_RECORDED DATA_:
^^^^^^^^^^^^^^^^

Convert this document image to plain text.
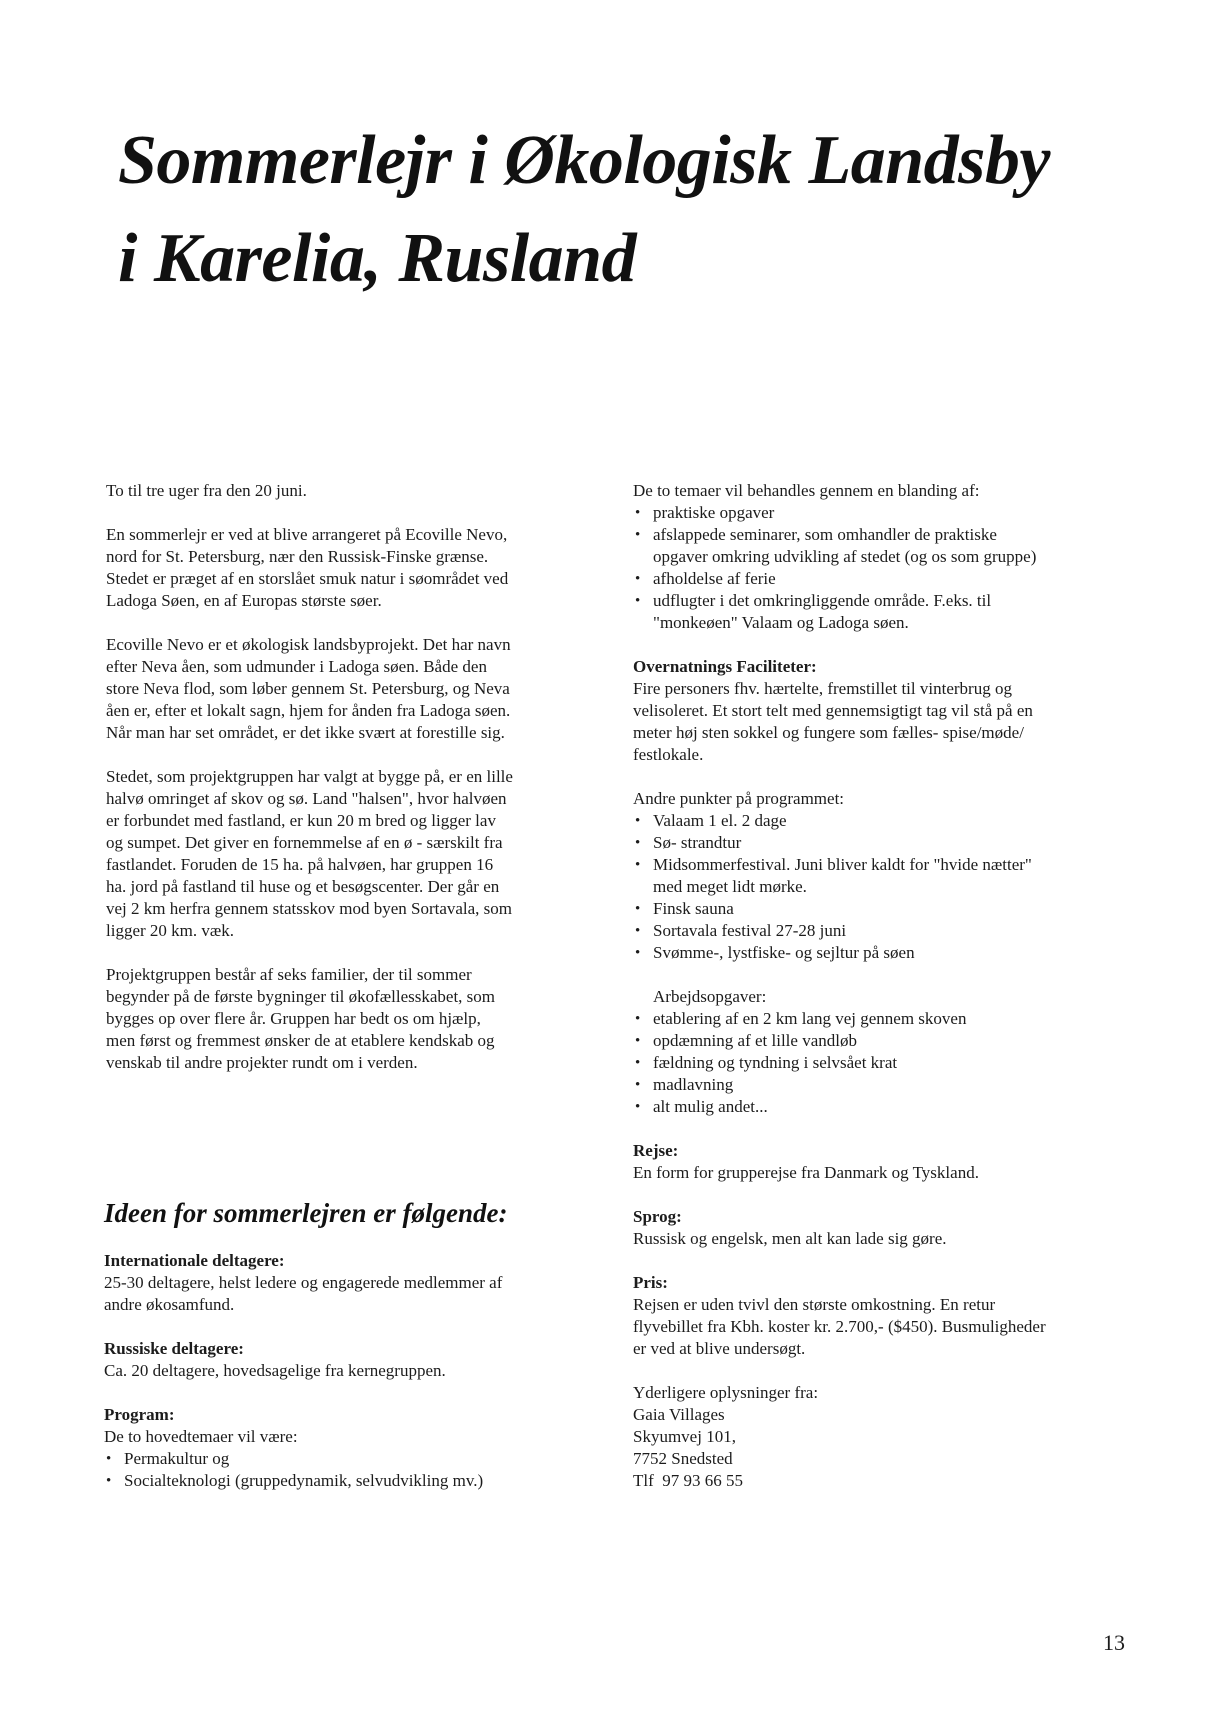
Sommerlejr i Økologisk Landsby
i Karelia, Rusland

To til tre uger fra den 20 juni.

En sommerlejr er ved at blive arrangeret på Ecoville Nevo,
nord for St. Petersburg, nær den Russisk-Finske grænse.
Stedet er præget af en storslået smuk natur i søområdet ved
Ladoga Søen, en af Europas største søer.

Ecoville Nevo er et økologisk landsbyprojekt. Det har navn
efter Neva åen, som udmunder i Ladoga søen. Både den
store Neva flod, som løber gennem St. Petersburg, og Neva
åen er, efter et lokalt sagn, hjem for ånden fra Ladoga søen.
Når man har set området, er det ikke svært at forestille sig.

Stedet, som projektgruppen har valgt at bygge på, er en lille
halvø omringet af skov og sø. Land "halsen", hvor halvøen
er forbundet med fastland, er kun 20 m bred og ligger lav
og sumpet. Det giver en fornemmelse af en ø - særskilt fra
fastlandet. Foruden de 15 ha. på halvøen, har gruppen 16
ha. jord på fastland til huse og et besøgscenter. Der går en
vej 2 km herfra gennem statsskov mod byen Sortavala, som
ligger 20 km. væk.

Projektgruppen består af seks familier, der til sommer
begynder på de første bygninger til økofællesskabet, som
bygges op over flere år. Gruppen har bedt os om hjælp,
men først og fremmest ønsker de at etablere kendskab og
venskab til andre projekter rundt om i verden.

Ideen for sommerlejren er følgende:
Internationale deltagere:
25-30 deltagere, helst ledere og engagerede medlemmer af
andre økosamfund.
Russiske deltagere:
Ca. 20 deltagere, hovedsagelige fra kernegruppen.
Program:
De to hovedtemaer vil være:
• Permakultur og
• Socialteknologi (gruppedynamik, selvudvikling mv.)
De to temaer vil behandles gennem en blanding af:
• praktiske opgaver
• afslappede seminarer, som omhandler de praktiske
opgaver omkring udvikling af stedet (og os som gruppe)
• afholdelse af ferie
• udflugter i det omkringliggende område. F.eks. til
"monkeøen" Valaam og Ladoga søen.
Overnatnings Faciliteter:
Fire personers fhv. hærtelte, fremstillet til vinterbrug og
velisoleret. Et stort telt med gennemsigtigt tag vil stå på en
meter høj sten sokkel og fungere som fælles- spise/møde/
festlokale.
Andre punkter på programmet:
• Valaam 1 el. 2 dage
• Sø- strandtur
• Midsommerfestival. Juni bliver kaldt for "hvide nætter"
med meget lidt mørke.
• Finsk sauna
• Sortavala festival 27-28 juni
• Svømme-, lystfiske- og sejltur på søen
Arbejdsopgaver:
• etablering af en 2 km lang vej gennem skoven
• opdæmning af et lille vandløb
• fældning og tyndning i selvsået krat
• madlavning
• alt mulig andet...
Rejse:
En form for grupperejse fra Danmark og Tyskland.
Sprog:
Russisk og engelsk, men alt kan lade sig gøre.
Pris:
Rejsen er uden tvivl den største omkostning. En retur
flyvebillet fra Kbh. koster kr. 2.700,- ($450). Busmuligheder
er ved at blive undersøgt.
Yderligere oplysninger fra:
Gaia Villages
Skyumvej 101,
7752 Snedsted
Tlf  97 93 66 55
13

^^^^^^^^^^^^^^^^

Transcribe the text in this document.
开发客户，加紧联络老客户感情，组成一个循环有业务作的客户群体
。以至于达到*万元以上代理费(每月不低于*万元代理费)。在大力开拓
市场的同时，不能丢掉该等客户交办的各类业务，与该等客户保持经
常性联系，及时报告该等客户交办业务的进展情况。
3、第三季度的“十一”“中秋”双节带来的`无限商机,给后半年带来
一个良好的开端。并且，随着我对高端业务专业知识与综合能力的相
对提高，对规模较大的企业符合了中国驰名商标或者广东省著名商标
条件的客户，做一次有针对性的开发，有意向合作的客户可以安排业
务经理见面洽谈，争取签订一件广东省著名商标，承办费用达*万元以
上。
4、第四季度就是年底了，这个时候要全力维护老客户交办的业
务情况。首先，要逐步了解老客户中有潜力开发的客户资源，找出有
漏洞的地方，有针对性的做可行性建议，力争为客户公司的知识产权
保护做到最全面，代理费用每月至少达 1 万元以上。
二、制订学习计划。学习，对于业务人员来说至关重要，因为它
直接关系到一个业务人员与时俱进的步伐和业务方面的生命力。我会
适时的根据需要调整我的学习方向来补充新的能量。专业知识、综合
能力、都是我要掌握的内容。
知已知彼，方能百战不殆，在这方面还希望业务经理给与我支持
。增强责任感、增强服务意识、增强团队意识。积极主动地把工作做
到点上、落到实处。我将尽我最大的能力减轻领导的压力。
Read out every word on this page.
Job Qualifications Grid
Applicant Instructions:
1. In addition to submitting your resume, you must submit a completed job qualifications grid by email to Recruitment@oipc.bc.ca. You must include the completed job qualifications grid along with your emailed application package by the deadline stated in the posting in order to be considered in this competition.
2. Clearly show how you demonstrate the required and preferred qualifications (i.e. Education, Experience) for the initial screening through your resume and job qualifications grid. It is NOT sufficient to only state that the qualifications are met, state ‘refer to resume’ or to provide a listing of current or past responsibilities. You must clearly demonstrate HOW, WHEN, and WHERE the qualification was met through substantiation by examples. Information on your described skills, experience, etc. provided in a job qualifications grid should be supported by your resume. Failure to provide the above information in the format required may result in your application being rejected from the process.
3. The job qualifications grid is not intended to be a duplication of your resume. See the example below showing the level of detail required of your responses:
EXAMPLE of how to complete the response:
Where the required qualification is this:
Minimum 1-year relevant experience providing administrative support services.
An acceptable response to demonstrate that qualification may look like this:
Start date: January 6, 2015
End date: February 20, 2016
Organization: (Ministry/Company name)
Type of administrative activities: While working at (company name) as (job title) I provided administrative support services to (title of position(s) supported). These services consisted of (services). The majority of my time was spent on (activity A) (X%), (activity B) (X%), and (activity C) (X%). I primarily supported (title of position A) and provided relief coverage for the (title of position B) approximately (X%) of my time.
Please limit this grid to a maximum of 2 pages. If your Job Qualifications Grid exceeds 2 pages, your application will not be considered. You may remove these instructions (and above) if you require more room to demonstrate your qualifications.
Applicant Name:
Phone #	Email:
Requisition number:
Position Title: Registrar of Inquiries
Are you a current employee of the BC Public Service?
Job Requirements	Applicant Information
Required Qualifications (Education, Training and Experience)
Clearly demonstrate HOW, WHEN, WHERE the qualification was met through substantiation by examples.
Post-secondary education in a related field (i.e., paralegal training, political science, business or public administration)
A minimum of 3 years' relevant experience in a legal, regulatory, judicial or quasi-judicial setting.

^^^^^^^^^^^^^^^^

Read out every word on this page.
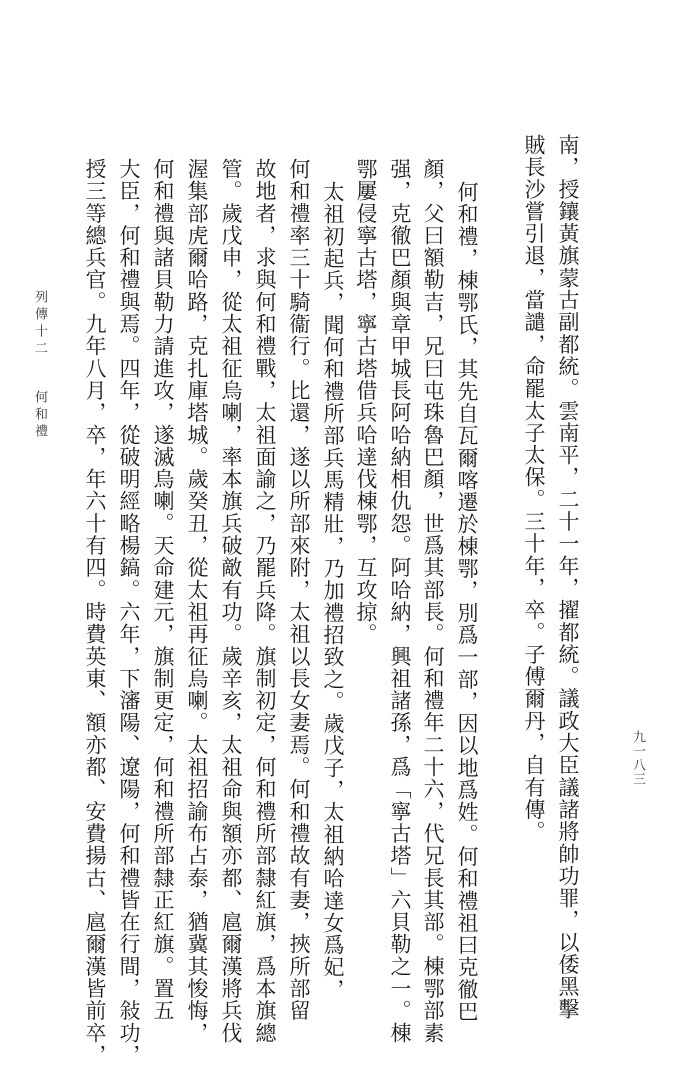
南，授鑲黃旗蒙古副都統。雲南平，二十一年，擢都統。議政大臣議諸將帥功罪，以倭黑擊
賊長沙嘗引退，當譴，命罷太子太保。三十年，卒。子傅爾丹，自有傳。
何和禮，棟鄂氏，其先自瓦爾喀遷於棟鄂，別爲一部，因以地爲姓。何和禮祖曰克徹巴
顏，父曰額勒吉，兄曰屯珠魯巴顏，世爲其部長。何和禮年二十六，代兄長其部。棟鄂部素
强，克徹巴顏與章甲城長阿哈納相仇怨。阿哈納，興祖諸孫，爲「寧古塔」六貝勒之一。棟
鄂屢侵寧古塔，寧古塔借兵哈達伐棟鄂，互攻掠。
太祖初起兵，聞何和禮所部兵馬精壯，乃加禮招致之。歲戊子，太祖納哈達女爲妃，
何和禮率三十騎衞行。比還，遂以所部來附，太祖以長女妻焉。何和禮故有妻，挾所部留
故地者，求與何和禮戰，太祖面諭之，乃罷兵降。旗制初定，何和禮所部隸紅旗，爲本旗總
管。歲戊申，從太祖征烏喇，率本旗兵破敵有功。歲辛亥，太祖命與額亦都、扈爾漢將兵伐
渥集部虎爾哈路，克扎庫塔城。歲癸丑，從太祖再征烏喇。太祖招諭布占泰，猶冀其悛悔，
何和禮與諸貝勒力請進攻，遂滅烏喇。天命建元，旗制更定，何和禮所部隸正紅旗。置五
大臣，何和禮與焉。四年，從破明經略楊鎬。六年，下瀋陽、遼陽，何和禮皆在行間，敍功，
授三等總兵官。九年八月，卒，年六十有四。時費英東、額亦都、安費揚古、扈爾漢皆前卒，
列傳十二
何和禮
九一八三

^^^^^^^^^^^^^^^^

_EXERCISE DETAILS_:
Identify and copy lines that hold the string "Ladoga".

_FINAL ANSWER_:
Ladoga Søen, en af Europas største søer.
efter Neva åen, som udmunder i Ladoga søen. Både den
åen er, efter et lokalt sagn, hjem for ånden fra Ladoga søen.
"monkeøen" Valaam og Ladoga søen.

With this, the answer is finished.